- Exercices:
1 - Relevez toutes les années mentionnées dans le texte sur la protection des monuments historiques.
2 - Recopiez les enregistrements depuis le début jusqu'à la ligne contenant « slat-base (168, 485, 936, 611) » incluse, en substituant « leg-support » à « support-leg » sans rien modifier d'autre.

──────── Extrait

D’un système de valeurs à l’émergence d’une réglementation

La France dénombre près de quarante-cinq-mille monuments protégés au titre des monuments historiques (dont environ un tiers de monuments classés et deux tiers inscrits). De ce fait, notre pays reste en retrait par rapport à d’autres États européens, tels que le Royaume-Uni ou l’Allemagne, qui dénombrent sept à trente fois plus d’édifices couverts par un cadre juridique similaire. Mais, quel que soit le nombre d’édifices protégés, leur désignation reste le fruit de questionnements, de choix et parfois d’âpres débats, afin d’élargir ou de redéfinir les contours des titres accordés. Notre système de protection, né au sortir de la Révolution française, a fait émerger les premières listes de monuments à préserver avant la parution d’une première législation spécifique, en 1887. Ce cadre, s’inspirant de modèles européens, fut amendé par la loi sur les monuments historiques (1913), développée sur plusieurs niveaux, national et régional. Cette dernière reste de nos jours en vigueur à travers le Code du patrimoine, établi en 2004 et complété d’un volet réglementaire en 2011.

Une valeur monumentale à caractériser 

Depuis près de deux siècles, la législation peine à définir et déterminer précisément quels biens immobiliers méritent cette haute distinction, laissant ponctuellement ce soin à M. le ministre en charge des affaires culturelles ou les représentants régionaux de l’État, consultant les propositions des commissions nationales ou régionales, sans qu’aucune généralisation ne puisse être établie. Plusieurs listes ont ainsi été constituées depuis 1840, puis régulièrement amendées et enrichies, multipliant d’un facteur de quarante le nombre de biens immobiliers bénéficiaires. Toutefois, la détermination de critères de sélection des édifices bénéficiaires soulève de nombreux débats, ravivés par l’émergence de l’expression « tout patrimoine ». Si ce propos reste excessif et erroné – seule une faible proportion des édifices français étant inscrits ou classés au titre des monuments historiques, notamment en regard des protections octroyées dans d’autres pays européens – cette expression rend néanmoins compte d’un changement de paradigme.

────────────────
──────── Jeu de données

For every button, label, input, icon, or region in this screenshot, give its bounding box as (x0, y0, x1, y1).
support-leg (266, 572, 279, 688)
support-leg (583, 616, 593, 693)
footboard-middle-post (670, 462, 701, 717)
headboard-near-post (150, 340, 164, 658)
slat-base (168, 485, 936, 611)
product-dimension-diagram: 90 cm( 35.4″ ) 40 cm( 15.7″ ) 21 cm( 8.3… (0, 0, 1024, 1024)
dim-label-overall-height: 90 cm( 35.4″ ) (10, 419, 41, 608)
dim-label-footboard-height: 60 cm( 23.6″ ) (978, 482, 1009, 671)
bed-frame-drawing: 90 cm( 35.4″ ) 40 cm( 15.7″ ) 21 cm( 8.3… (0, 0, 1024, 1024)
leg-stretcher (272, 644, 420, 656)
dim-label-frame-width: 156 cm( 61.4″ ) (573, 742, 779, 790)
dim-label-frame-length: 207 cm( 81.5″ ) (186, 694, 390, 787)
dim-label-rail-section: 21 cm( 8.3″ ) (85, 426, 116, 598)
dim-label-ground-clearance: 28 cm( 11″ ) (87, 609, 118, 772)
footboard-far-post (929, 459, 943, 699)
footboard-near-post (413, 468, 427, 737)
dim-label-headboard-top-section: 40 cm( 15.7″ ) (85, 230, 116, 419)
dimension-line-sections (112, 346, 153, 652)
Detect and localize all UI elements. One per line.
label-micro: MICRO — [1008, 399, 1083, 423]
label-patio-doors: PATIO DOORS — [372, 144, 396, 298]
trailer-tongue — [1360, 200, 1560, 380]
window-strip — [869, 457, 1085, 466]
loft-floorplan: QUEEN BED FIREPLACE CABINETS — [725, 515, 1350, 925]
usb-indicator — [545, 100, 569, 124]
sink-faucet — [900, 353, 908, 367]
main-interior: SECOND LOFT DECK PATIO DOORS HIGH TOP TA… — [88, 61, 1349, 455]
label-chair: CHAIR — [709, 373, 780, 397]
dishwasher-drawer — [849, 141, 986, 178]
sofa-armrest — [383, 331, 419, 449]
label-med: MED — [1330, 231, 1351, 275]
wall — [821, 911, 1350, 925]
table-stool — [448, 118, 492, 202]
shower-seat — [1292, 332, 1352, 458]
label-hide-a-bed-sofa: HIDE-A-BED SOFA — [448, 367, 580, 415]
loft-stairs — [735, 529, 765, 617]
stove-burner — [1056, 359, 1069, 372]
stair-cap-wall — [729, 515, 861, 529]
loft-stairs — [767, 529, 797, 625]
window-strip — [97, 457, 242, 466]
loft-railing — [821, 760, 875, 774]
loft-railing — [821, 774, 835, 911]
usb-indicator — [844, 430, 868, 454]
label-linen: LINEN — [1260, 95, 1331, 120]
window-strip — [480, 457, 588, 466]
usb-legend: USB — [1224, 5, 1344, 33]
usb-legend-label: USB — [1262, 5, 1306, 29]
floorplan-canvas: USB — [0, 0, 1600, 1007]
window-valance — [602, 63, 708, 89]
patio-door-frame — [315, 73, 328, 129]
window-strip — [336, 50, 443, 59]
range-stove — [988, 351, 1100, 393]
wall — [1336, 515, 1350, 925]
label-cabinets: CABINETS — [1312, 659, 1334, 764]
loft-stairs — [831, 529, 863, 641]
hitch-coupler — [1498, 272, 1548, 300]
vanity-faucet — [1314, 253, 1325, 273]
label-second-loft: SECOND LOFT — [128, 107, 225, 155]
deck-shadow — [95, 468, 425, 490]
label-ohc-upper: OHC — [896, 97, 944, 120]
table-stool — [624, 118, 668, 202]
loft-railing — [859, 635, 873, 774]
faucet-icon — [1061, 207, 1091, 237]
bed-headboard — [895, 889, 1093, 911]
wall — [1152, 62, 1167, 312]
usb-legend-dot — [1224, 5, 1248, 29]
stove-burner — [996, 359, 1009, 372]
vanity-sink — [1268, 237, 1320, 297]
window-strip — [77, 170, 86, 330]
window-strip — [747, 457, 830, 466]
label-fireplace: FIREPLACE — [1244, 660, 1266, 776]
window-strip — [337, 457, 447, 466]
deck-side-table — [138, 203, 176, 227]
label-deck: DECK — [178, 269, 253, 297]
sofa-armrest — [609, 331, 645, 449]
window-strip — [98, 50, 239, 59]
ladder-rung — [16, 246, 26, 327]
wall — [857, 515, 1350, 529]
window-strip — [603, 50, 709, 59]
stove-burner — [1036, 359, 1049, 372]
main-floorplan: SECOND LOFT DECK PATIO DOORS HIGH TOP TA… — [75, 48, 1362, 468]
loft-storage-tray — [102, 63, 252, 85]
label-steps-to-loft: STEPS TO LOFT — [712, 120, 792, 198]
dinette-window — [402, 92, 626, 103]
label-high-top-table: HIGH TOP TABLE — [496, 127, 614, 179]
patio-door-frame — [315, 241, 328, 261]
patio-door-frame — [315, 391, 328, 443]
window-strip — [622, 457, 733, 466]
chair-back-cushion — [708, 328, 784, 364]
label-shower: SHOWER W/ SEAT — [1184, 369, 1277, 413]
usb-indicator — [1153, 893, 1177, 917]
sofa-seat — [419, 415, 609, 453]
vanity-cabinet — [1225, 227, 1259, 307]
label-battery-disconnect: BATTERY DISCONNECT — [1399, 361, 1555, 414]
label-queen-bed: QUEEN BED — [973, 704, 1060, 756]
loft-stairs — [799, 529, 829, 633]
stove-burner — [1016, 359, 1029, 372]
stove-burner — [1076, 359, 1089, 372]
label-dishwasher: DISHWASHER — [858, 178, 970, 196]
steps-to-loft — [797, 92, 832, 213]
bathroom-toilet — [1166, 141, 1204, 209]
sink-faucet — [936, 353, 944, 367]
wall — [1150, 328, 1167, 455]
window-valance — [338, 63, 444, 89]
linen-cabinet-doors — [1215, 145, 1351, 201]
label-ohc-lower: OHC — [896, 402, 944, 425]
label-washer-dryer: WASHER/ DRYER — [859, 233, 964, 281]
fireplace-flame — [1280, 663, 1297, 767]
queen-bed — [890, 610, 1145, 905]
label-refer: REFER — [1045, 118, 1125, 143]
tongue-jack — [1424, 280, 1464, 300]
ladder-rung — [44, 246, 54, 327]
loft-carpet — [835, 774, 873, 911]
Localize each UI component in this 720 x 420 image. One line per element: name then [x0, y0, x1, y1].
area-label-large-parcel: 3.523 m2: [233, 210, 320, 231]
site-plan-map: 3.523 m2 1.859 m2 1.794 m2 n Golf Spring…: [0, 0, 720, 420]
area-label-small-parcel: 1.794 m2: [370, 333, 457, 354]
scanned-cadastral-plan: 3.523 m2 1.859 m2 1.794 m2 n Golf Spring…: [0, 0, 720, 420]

────────────────

- Réponses par exercice:
1 - 1887, 1913, 2004, 2011, 1840

2 -
For every button, label, input, icon, or region in this screenshot, give its bounding box as (x0, y0, x1, y1).
leg-support (266, 572, 279, 688)
leg-support (583, 616, 593, 693)
footboard-middle-post (670, 462, 701, 717)
headboard-near-post (150, 340, 164, 658)
slat-base (168, 485, 936, 611)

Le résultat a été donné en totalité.